**Records supplied**

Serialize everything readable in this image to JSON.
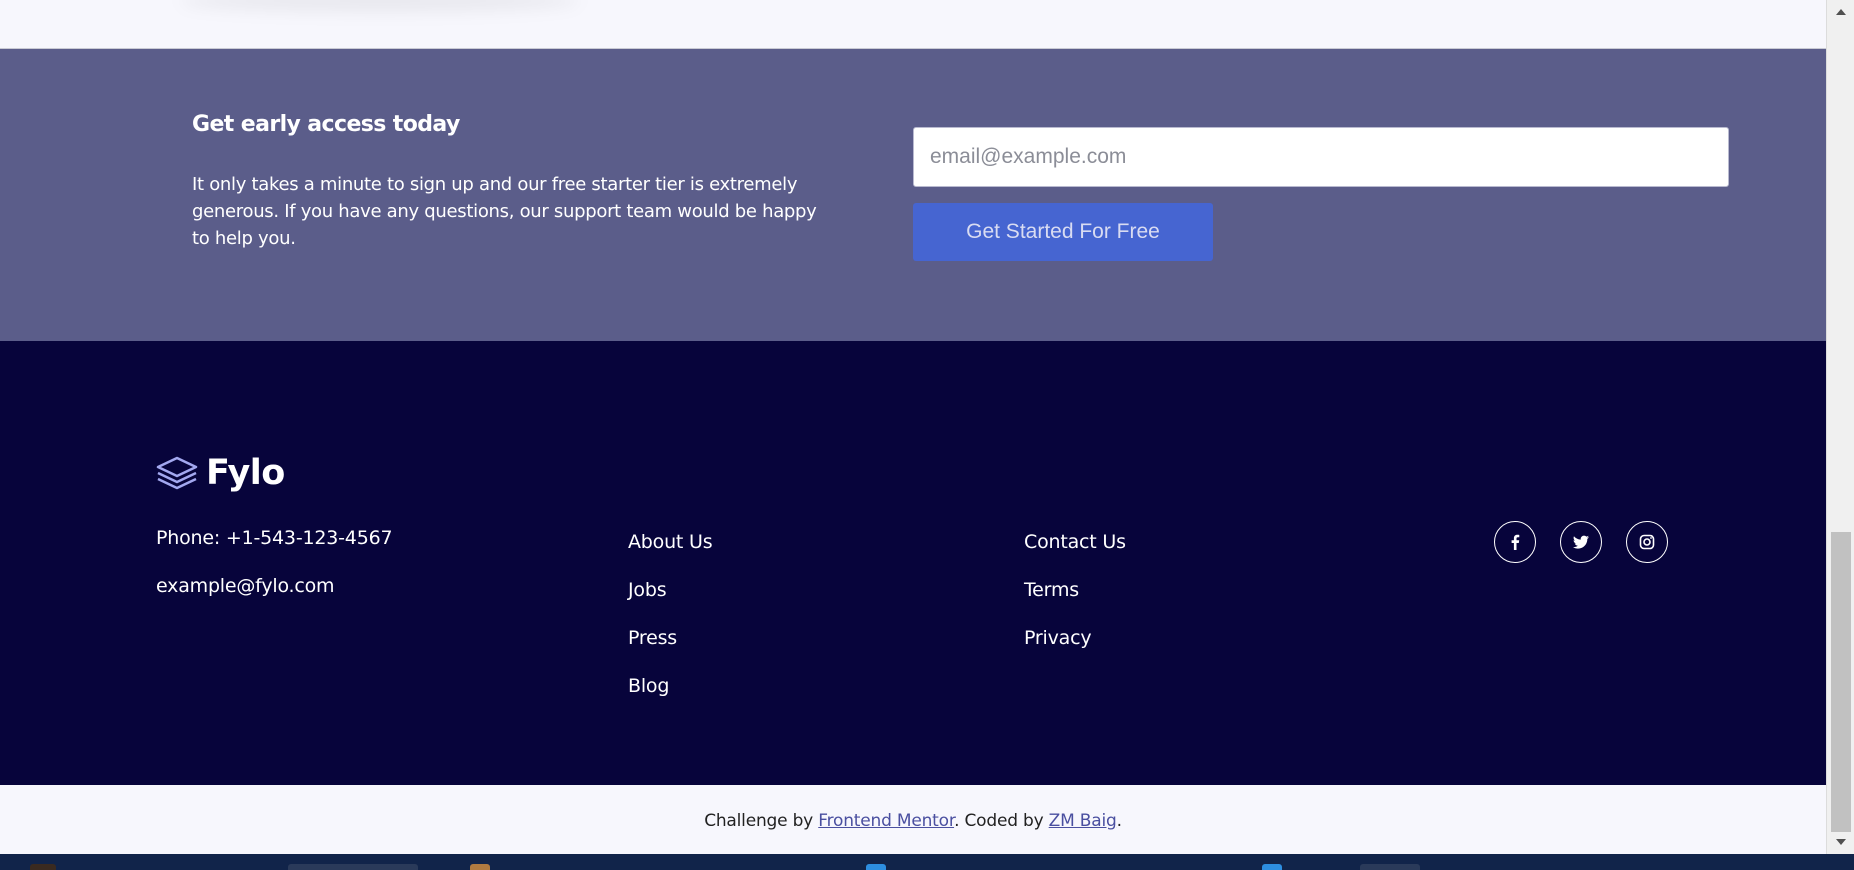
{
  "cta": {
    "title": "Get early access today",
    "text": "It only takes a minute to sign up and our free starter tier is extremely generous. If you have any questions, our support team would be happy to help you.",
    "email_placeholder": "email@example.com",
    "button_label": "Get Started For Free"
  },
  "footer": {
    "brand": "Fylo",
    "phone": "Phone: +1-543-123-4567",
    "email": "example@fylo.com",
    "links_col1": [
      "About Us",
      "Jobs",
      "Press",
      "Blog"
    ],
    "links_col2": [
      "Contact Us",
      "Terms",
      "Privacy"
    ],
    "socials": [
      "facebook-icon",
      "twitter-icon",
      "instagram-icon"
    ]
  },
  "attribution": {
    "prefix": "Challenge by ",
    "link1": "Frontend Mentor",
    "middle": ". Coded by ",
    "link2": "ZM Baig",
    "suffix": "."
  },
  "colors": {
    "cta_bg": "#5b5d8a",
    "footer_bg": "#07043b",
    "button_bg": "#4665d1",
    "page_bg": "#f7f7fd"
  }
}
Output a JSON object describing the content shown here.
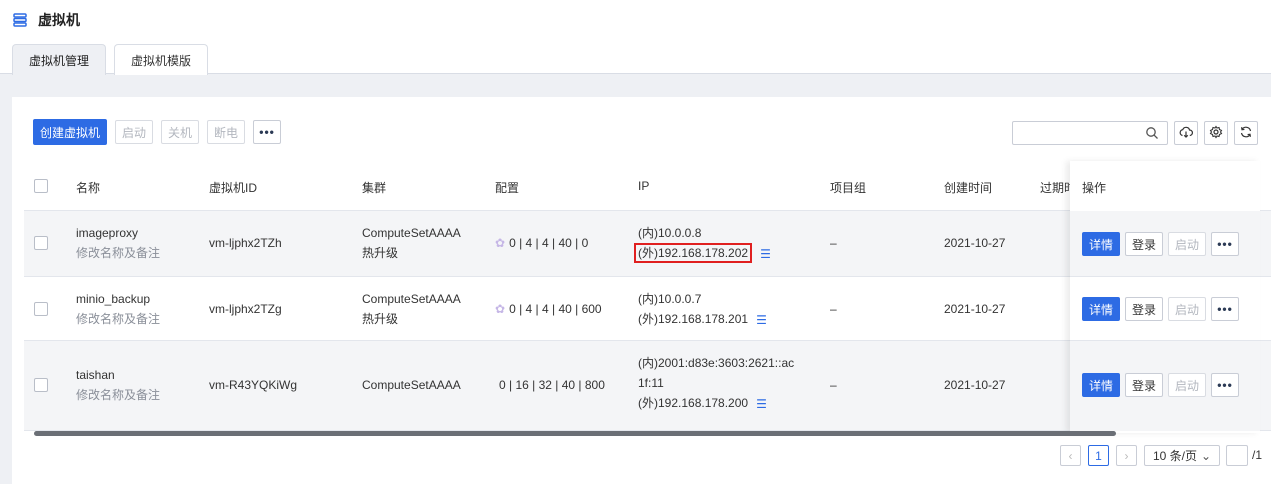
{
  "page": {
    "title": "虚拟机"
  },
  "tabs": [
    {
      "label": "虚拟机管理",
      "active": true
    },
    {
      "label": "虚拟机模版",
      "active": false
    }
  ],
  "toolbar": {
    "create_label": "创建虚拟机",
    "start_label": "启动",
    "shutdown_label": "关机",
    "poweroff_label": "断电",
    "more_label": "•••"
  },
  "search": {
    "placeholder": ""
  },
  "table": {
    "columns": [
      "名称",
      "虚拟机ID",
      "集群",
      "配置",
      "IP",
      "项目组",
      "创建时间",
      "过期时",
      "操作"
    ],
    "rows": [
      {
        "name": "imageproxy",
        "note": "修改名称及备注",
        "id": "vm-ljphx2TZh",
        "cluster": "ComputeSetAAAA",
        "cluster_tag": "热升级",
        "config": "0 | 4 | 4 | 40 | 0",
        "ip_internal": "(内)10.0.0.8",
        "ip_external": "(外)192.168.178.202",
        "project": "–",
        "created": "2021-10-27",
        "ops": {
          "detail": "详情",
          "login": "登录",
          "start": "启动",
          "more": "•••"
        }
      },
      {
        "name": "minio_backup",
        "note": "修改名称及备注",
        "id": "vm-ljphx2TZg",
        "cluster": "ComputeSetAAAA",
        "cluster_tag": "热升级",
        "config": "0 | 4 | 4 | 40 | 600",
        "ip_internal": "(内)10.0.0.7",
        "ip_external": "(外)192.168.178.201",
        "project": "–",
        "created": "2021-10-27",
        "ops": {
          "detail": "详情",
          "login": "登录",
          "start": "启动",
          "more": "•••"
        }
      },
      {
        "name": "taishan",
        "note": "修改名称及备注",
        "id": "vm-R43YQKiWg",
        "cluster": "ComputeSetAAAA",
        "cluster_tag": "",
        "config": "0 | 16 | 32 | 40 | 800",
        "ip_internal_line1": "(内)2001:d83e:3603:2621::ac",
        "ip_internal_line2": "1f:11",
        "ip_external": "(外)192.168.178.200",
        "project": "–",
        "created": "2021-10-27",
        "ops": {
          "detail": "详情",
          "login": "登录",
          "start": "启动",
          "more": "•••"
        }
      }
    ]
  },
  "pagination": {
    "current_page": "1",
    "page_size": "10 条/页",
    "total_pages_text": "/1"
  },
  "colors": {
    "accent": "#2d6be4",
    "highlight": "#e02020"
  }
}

**Required work**
Reproduce the whole listing exactly, but not the images in it.

**Exercise output**
Serialize everything readable in this image to JSON.
{
  "cta": {
    "title": "Get early access today",
    "text": "It only takes a minute to sign up and our free starter tier is extremely generous. If you have any questions, our support team would be happy to help you.",
    "email_placeholder": "email@example.com",
    "button_label": "Get Started For Free"
  },
  "footer": {
    "brand": "Fylo",
    "phone": "Phone: +1-543-123-4567",
    "email": "example@fylo.com",
    "links_col1": [
      "About Us",
      "Jobs",
      "Press",
      "Blog"
    ],
    "links_col2": [
      "Contact Us",
      "Terms",
      "Privacy"
    ],
    "socials": [
      "facebook-icon",
      "twitter-icon",
      "instagram-icon"
    ]
  },
  "attribution": {
    "prefix": "Challenge by ",
    "link1": "Frontend Mentor",
    "middle": ". Coded by ",
    "link2": "ZM Baig",
    "suffix": "."
  },
  "colors": {
    "cta_bg": "#5b5d8a",
    "footer_bg": "#07043b",
    "button_bg": "#4665d1",
    "page_bg": "#f7f7fd"
  }
}
Output a JSON object describing the content shown here.
{
  "page": {
    "title": "虚拟机"
  },
  "tabs": [
    {
      "label": "虚拟机管理",
      "active": true
    },
    {
      "label": "虚拟机模版",
      "active": false
    }
  ],
  "toolbar": {
    "create_label": "创建虚拟机",
    "start_label": "启动",
    "shutdown_label": "关机",
    "poweroff_label": "断电",
    "more_label": "•••"
  },
  "search": {
    "placeholder": ""
  },
  "table": {
    "columns": [
      "名称",
      "虚拟机ID",
      "集群",
      "配置",
      "IP",
      "项目组",
      "创建时间",
      "过期时",
      "操作"
    ],
    "rows": [
      {
        "name": "imageproxy",
        "note": "修改名称及备注",
        "id": "vm-ljphx2TZh",
        "cluster": "ComputeSetAAAA",
        "cluster_tag": "热升级",
        "config": "0 | 4 | 4 | 40 | 0",
        "ip_internal": "(内)10.0.0.8",
        "ip_external": "(外)192.168.178.202",
        "project": "–",
        "created": "2021-10-27",
        "ops": {
          "detail": "详情",
          "login": "登录",
          "start": "启动",
          "more": "•••"
        }
      },
      {
        "name": "minio_backup",
        "note": "修改名称及备注",
        "id": "vm-ljphx2TZg",
        "cluster": "ComputeSetAAAA",
        "cluster_tag": "热升级",
        "config": "0 | 4 | 4 | 40 | 600",
        "ip_internal": "(内)10.0.0.7",
        "ip_external": "(外)192.168.178.201",
        "project": "–",
        "created": "2021-10-27",
        "ops": {
          "detail": "详情",
          "login": "登录",
          "start": "启动",
          "more": "•••"
        }
      },
      {
        "name": "taishan",
        "note": "修改名称及备注",
        "id": "vm-R43YQKiWg",
        "cluster": "ComputeSetAAAA",
        "cluster_tag": "",
        "config": "0 | 16 | 32 | 40 | 800",
        "ip_internal_line1": "(内)2001:d83e:3603:2621::ac",
        "ip_internal_line2": "1f:11",
        "ip_external": "(外)192.168.178.200",
        "project": "–",
        "created": "2021-10-27",
        "ops": {
          "detail": "详情",
          "login": "登录",
          "start": "启动",
          "more": "•••"
        }
      }
    ]
  },
  "pagination": {
    "current_page": "1",
    "page_size": "10 条/页",
    "total_pages_text": "/1"
  },
  "colors": {
    "accent": "#2d6be4",
    "highlight": "#e02020"
  }
}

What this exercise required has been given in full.